> AIM: Each line that holds the word "cdot" counts once; give the total for the records below and nothing else.
* Begin INPUT FOR THIS TASK *
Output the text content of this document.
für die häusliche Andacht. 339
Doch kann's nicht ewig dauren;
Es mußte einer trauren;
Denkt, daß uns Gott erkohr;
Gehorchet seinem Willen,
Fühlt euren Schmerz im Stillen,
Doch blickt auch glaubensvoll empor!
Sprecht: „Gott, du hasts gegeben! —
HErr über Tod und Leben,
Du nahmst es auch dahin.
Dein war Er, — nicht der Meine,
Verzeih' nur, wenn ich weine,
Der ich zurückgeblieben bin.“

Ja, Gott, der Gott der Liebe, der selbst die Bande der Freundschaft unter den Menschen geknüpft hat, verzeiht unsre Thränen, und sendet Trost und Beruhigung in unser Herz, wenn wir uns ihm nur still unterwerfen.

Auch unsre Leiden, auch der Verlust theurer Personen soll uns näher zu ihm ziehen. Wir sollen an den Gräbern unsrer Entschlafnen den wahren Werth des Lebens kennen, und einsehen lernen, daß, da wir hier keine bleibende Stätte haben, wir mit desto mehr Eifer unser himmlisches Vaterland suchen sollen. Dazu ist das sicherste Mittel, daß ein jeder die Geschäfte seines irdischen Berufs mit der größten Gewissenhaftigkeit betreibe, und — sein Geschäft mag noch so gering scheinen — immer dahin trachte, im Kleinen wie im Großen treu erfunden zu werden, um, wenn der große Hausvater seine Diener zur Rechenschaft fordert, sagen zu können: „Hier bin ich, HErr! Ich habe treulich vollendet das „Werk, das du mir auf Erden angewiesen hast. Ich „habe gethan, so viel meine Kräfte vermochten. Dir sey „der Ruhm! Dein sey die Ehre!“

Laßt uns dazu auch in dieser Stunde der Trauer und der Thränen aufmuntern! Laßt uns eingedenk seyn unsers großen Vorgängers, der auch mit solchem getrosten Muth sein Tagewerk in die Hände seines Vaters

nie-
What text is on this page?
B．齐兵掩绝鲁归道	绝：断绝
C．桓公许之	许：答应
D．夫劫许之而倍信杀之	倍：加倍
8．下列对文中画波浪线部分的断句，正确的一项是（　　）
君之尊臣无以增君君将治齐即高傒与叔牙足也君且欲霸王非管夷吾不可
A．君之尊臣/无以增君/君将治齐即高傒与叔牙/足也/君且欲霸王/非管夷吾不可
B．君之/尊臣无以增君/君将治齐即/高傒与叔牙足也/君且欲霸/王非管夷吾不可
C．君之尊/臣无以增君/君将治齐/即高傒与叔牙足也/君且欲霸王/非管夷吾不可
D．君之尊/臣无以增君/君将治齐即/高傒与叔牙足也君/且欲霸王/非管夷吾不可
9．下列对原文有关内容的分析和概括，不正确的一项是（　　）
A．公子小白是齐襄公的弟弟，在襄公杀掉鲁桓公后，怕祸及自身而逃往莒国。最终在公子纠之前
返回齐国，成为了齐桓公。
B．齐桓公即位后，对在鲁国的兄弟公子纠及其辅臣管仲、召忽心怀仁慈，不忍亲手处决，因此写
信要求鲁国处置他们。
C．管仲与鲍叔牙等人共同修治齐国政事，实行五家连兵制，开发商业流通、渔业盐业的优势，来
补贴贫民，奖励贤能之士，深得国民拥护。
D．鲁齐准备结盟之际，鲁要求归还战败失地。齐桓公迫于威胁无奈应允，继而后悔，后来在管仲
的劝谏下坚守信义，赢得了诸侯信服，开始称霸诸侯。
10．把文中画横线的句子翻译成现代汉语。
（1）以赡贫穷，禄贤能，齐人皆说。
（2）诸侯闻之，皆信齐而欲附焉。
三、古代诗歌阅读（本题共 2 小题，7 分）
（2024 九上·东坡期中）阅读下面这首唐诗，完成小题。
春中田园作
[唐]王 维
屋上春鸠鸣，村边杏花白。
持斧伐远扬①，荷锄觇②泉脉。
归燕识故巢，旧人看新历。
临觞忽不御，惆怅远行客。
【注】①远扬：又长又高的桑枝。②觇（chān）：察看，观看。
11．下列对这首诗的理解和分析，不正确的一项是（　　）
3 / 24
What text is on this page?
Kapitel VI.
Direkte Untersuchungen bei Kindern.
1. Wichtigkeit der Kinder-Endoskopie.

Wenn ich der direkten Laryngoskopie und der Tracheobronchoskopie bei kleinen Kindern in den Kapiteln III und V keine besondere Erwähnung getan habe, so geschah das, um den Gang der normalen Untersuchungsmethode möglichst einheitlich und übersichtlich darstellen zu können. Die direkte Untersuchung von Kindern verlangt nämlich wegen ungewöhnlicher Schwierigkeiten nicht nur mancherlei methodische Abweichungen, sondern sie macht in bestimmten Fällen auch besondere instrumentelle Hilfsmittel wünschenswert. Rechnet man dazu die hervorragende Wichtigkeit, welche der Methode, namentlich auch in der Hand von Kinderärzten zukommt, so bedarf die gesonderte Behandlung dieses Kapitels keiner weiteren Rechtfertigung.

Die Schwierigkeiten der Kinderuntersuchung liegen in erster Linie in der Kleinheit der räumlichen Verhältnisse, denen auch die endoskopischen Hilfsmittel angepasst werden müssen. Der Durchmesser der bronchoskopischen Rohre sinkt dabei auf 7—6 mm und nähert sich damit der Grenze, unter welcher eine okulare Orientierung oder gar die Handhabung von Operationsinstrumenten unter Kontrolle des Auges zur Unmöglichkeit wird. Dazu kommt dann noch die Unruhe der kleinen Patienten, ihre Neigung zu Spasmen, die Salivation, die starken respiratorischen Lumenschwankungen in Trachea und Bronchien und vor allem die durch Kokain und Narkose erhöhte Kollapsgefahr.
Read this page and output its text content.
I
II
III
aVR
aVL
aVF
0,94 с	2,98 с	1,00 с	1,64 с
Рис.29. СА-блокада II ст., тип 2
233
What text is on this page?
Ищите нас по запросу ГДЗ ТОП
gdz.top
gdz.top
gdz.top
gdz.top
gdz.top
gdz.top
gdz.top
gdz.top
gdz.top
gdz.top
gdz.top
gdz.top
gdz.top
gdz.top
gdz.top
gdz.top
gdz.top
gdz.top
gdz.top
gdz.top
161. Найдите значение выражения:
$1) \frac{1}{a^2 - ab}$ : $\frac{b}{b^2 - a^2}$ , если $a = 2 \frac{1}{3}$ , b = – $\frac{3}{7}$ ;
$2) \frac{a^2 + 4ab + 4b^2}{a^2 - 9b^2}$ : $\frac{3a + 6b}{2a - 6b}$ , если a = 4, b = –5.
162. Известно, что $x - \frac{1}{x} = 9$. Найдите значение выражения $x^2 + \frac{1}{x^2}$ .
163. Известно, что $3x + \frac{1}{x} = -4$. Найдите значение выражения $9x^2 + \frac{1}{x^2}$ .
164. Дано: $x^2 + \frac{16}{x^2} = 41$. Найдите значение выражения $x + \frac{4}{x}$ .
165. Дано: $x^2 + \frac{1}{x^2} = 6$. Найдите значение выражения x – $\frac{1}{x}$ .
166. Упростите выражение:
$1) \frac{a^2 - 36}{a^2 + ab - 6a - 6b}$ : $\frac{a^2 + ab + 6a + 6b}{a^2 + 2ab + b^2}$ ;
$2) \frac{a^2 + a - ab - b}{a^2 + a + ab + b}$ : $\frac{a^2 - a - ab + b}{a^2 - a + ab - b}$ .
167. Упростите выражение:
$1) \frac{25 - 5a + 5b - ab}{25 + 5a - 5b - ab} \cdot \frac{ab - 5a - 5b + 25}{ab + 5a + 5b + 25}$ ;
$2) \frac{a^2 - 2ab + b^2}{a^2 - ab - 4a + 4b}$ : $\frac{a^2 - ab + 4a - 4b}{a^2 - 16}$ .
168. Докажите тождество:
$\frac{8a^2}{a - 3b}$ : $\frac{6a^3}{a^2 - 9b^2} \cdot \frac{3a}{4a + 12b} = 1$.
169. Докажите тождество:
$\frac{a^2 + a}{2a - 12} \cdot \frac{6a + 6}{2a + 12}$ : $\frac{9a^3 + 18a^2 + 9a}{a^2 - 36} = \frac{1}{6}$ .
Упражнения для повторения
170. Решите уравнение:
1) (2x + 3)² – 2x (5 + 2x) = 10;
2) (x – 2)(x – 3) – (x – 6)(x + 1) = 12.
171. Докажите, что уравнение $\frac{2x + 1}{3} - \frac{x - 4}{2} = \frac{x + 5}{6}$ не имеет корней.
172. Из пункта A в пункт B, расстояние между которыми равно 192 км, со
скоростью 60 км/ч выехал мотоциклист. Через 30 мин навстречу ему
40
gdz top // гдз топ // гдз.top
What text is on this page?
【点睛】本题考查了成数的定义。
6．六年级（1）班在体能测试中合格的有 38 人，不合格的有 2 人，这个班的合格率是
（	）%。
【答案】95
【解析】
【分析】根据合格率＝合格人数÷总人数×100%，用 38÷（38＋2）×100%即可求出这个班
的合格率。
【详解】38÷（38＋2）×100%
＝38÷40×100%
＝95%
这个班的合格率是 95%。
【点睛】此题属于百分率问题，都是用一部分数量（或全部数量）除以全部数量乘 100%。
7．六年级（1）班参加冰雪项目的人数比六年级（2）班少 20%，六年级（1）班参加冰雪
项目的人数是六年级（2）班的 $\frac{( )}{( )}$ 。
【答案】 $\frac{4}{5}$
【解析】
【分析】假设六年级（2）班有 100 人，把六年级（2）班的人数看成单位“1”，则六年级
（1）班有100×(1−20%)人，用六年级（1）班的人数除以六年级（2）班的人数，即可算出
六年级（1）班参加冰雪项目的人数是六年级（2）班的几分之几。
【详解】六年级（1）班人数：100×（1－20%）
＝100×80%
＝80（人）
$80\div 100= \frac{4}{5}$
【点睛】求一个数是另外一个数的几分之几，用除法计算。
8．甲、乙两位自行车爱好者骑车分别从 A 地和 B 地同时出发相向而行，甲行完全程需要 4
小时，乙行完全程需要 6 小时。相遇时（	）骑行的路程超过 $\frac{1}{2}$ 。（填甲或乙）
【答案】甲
* End INPUT FOR THIS TASK *
> RESULT FOR THIS EXERCISE: 3